Figure content listings

** begin **

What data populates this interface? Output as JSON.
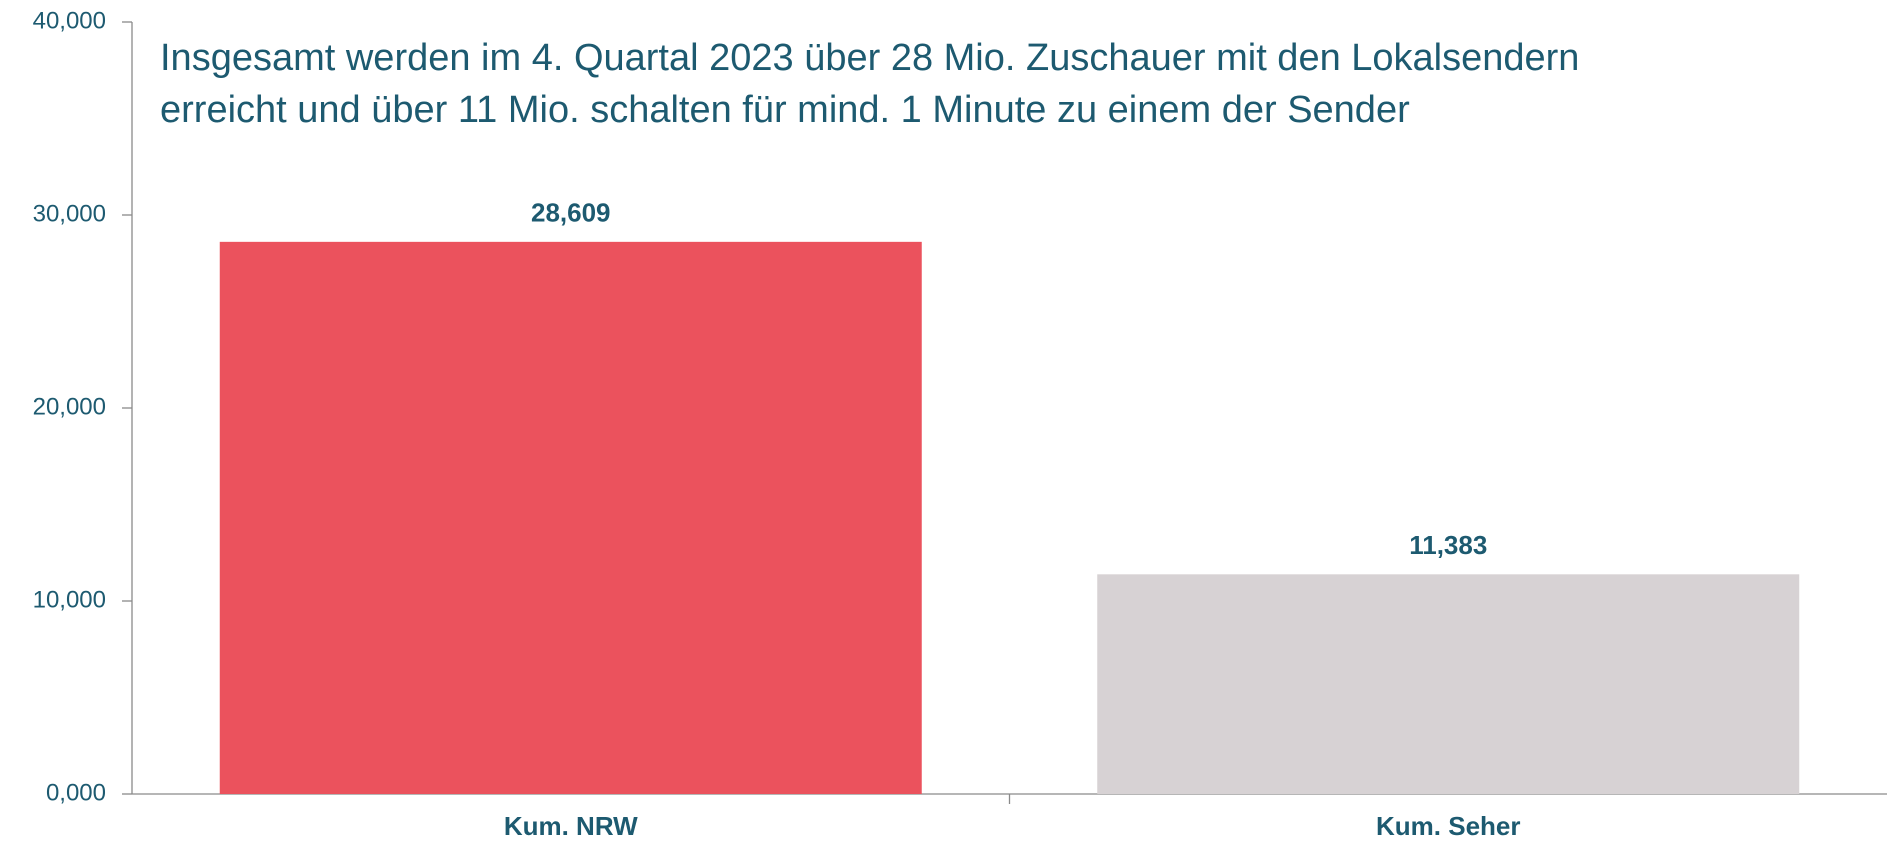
{
  "chart_data": {
    "type": "bar",
    "title": [
      "Insgesamt werden im 4. Quartal 2023 über 28 Mio. Zuschauer mit den Lokalsendern",
      "erreicht und über 11 Mio. schalten für mind. 1 Minute zu einem der Sender"
    ],
    "categories": [
      "Kum. NRW",
      "Kum. Seher"
    ],
    "values": [
      28609,
      11383
    ],
    "value_labels": [
      "28,609",
      "11,383"
    ],
    "colors": [
      "#eb525d",
      "#d7d2d4"
    ],
    "ylim": [
      0,
      40000
    ],
    "yticks": [
      {
        "value": 0,
        "label": "0,000"
      },
      {
        "value": 10000,
        "label": "10,000"
      },
      {
        "value": 20000,
        "label": "20,000"
      },
      {
        "value": 30000,
        "label": "30,000"
      },
      {
        "value": 40000,
        "label": "40,000"
      }
    ],
    "grid": false
  }
}
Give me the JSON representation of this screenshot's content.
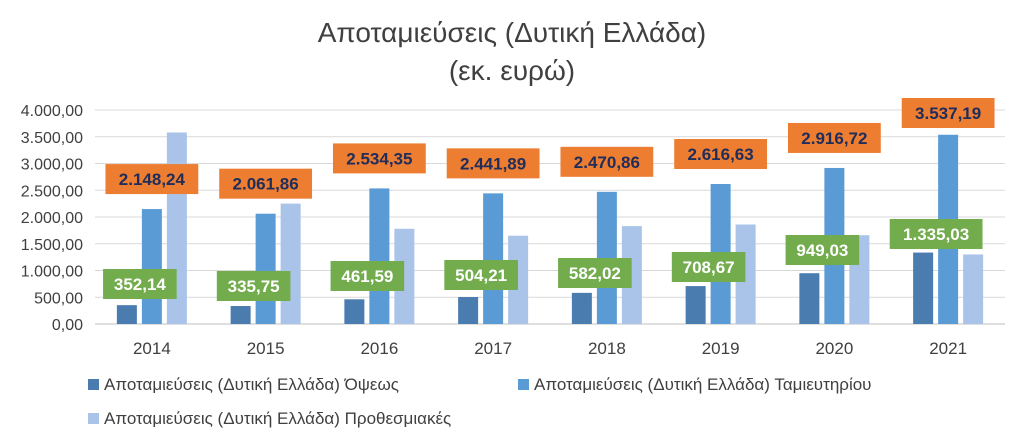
{
  "chart_data": {
    "type": "bar",
    "title": "Αποταμιεύσεις (Δυτική Ελλάδα)",
    "subtitle": "(εκ. ευρώ)",
    "categories": [
      "2014",
      "2015",
      "2016",
      "2017",
      "2018",
      "2019",
      "2020",
      "2021"
    ],
    "ylim": [
      0,
      4000
    ],
    "yticks": [
      0,
      500,
      1000,
      1500,
      2000,
      2500,
      3000,
      3500,
      4000
    ],
    "ytick_labels": [
      "0,00",
      "500,00",
      "1.000,00",
      "1.500,00",
      "2.000,00",
      "2.500,00",
      "3.000,00",
      "3.500,00",
      "4.000,00"
    ],
    "grid": true,
    "legend_position": "bottom",
    "series": [
      {
        "name": "Αποταμιεύσεις (Δυτική Ελλάδα) Όψεως",
        "color": "#4a7cb0",
        "values": [
          352.14,
          335.75,
          461.59,
          504.21,
          582.02,
          708.67,
          949.03,
          1335.03
        ],
        "data_labels": [
          "352,14",
          "335,75",
          "461,59",
          "504,21",
          "582,02",
          "708,67",
          "949,03",
          "1.335,03"
        ],
        "label_bg": "#72ac4d",
        "label_color": "#ffffff"
      },
      {
        "name": "Αποταμιεύσεις (Δυτική Ελλάδα) Ταμιευτηρίου",
        "color": "#5b9bd5",
        "values": [
          2148.24,
          2061.86,
          2534.35,
          2441.89,
          2470.86,
          2616.63,
          2916.72,
          3537.19
        ],
        "data_labels": [
          "2.148,24",
          "2.061,86",
          "2.534,35",
          "2.441,89",
          "2.470,86",
          "2.616,63",
          "2.916,72",
          "3.537,19"
        ],
        "label_bg": "#ed7d31",
        "label_color": "#1f2d5a"
      },
      {
        "name": "Αποταμιεύσεις (Δυτική Ελλάδα) Προθεσμιακές",
        "color": "#a9c4e8",
        "values": [
          3580,
          2250,
          1780,
          1650,
          1830,
          1860,
          1660,
          1300
        ]
      }
    ]
  }
}
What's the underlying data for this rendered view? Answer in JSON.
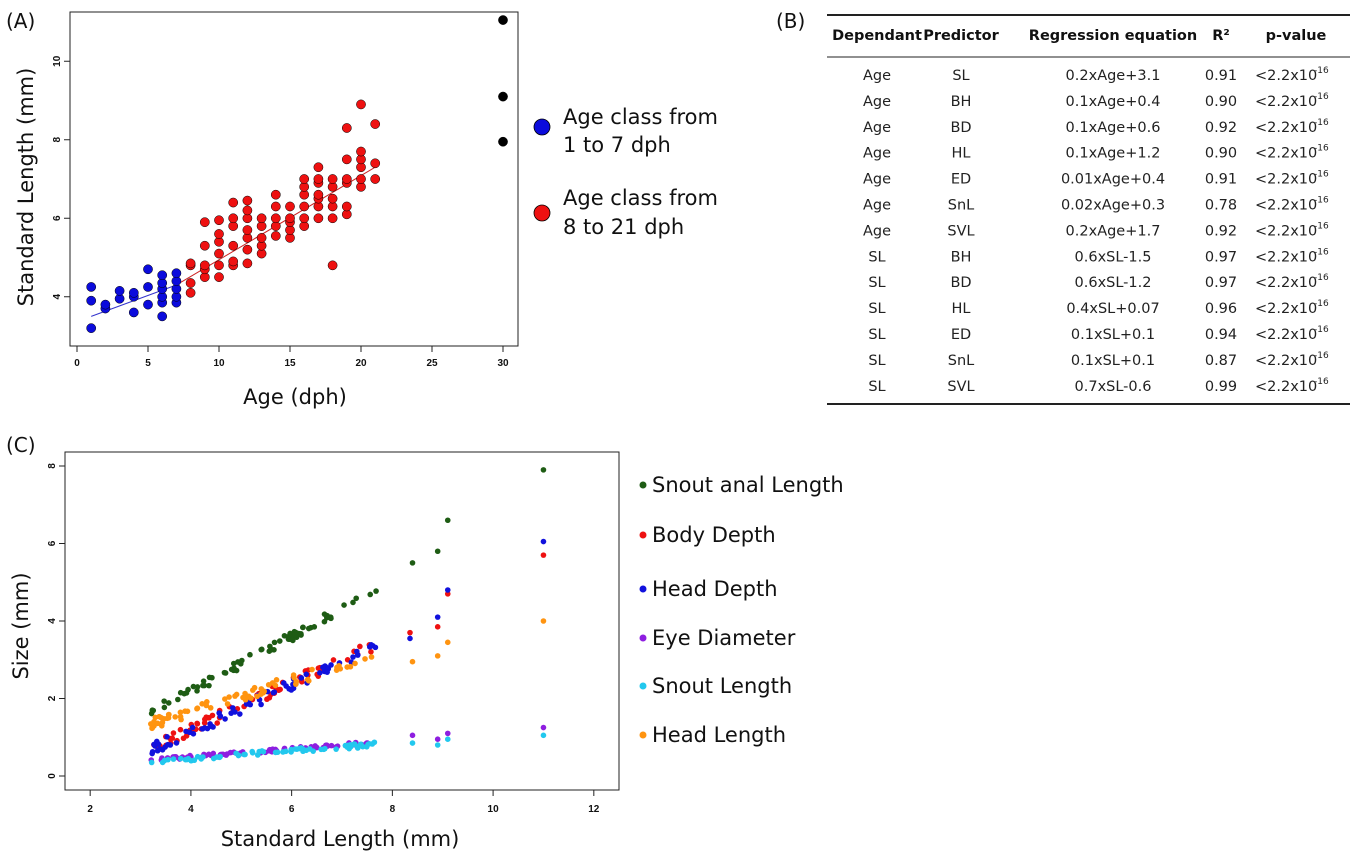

** end **

Directive
List the lines of the material in which the word "JSON" occurs.

Answer to the problem
What data populates this interface? Output as JSON.
Give me the JSON representation of this screenshot's content.
What's the underlying data for this rendered view? Answer in JSON.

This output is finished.